■ Exercise instructions: Repeat exactly the lines that run from the one containing "OCR this image." to the end of the data, and leave out all others.

Saved entries
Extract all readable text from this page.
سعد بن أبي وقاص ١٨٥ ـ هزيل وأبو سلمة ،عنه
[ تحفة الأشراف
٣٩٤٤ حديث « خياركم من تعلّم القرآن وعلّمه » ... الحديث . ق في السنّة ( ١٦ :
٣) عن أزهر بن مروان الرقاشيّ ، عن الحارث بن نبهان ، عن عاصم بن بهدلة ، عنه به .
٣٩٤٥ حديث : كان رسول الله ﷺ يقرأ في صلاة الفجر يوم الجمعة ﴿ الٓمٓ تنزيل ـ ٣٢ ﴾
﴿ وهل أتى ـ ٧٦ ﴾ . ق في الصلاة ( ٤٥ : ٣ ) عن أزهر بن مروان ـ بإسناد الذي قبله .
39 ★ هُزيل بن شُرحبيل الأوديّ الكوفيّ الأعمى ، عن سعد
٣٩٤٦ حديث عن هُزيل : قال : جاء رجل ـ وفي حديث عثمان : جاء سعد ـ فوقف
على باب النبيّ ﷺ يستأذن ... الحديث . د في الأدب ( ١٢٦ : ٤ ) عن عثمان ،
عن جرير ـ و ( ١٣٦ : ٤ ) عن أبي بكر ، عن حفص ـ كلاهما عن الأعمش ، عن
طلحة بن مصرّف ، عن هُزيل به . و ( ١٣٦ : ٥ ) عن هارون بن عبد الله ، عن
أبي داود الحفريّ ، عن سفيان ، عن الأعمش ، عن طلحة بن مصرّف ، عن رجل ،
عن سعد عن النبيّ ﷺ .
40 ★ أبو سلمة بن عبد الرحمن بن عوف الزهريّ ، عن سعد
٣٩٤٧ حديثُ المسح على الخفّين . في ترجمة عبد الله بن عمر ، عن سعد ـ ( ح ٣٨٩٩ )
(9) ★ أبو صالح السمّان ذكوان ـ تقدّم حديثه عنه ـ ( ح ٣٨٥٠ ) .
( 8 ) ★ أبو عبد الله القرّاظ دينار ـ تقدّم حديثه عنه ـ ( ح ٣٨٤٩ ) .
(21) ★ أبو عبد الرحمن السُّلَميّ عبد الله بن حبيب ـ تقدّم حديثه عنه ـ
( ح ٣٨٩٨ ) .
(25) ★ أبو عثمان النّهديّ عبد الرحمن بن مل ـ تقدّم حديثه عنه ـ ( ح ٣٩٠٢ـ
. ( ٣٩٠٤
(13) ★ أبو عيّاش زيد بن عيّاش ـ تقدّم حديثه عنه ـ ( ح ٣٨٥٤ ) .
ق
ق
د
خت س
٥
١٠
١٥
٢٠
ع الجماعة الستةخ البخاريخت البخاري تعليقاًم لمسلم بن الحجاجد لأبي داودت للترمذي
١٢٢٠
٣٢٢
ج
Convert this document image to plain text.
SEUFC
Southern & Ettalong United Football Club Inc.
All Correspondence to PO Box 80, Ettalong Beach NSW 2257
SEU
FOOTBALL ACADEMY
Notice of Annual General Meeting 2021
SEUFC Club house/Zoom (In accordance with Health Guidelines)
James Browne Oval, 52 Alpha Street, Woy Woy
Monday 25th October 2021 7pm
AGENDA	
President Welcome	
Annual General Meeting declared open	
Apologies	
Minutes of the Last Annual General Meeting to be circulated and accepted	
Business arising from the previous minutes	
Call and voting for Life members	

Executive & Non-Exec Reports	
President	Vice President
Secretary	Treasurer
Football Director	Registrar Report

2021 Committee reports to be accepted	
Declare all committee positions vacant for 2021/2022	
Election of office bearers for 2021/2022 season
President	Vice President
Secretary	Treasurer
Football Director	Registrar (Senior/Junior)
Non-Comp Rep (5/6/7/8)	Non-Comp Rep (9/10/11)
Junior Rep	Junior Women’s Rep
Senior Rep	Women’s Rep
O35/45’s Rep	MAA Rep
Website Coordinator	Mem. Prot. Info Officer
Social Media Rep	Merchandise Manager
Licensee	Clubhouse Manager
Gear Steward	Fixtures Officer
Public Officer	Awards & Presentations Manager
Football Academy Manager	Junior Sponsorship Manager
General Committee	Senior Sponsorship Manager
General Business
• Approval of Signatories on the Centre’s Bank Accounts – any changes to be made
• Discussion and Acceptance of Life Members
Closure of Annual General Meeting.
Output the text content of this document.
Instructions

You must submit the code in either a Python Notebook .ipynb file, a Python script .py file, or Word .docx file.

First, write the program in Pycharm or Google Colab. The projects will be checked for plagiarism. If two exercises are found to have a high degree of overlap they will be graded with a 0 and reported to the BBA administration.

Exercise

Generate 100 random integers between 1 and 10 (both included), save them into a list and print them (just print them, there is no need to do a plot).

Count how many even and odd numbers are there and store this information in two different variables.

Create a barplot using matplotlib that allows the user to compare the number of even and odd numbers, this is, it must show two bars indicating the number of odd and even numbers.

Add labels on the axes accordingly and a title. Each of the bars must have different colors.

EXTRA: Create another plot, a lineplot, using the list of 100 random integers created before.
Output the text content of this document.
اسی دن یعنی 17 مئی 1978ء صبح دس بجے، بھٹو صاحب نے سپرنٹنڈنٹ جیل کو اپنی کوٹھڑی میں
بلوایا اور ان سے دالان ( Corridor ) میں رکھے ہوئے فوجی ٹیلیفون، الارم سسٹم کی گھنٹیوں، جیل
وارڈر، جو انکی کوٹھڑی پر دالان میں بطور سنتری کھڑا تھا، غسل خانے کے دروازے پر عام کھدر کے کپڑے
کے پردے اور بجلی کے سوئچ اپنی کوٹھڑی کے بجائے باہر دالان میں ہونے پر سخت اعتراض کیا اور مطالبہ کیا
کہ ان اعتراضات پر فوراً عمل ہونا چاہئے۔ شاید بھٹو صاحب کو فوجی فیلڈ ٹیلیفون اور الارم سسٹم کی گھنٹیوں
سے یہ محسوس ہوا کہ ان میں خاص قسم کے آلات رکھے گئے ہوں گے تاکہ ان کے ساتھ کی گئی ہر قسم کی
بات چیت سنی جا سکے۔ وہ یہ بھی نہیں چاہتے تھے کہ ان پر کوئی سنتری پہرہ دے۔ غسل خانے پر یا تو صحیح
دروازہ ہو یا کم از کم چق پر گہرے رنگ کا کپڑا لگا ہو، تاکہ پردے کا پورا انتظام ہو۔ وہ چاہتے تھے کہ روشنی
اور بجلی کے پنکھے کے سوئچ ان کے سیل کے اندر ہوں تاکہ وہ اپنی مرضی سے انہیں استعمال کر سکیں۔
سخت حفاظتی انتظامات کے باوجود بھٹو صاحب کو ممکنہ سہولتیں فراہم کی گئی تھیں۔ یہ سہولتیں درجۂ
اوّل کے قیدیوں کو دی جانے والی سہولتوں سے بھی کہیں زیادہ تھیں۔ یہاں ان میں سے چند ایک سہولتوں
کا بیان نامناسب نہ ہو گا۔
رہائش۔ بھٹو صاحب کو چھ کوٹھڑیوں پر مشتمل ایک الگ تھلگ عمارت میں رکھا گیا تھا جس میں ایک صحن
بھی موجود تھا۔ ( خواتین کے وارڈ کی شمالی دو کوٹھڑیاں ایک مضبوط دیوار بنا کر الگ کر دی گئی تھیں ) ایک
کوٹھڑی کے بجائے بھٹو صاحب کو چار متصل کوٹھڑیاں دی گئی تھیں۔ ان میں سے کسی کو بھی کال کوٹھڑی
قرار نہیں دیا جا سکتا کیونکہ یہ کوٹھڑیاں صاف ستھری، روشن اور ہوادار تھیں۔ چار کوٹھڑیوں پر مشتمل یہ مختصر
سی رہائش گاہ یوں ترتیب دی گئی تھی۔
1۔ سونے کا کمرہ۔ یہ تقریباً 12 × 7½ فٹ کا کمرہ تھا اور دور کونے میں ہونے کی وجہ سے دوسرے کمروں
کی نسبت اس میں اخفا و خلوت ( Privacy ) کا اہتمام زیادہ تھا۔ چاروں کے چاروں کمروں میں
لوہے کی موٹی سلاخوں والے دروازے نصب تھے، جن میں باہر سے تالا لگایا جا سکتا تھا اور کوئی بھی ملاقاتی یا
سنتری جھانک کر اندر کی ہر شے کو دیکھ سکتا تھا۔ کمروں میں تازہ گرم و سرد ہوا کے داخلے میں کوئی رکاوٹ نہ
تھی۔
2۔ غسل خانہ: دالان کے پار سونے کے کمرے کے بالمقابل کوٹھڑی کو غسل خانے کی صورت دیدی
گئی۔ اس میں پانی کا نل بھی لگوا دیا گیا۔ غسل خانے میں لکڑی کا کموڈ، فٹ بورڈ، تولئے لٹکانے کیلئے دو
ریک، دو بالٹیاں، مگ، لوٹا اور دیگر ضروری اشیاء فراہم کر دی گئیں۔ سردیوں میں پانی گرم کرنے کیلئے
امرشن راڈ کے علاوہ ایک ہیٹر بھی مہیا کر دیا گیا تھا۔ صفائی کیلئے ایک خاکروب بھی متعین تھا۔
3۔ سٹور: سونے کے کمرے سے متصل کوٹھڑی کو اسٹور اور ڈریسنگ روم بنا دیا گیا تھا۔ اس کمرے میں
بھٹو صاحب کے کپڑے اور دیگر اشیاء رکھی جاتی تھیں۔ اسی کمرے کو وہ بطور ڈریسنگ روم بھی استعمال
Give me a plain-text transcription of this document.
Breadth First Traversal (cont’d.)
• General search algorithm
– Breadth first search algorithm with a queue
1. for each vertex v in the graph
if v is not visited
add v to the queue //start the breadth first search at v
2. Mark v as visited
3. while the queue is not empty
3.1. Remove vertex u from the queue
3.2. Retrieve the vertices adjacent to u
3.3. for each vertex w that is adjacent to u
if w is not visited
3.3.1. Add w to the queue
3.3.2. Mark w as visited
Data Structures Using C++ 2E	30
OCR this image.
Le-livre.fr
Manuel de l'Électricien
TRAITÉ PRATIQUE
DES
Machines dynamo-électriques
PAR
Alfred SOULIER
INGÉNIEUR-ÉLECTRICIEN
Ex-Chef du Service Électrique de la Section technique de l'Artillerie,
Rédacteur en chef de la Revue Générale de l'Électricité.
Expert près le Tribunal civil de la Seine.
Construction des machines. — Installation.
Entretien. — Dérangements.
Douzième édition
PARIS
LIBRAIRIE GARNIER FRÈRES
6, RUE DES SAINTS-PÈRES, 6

■ Solution to the exercise:
OCR this image.
Le-livre.fr
Manuel de l'Électricien
TRAITÉ PRATIQUE
DES
Machines dynamo-électriques
PAR
Alfred SOULIER
INGÉNIEUR-ÉLECTRICIEN
Ex-Chef du Service Électrique de la Section technique de l'Artillerie,
Rédacteur en chef de la Revue Générale de l'Électricité.
Expert près le Tribunal civil de la Seine.
Construction des machines. — Installation.
Entretien. — Dérangements.
Douzième édition
PARIS
LIBRAIRIE GARNIER FRÈRES
6, RUE DES SAINTS-PÈRES, 6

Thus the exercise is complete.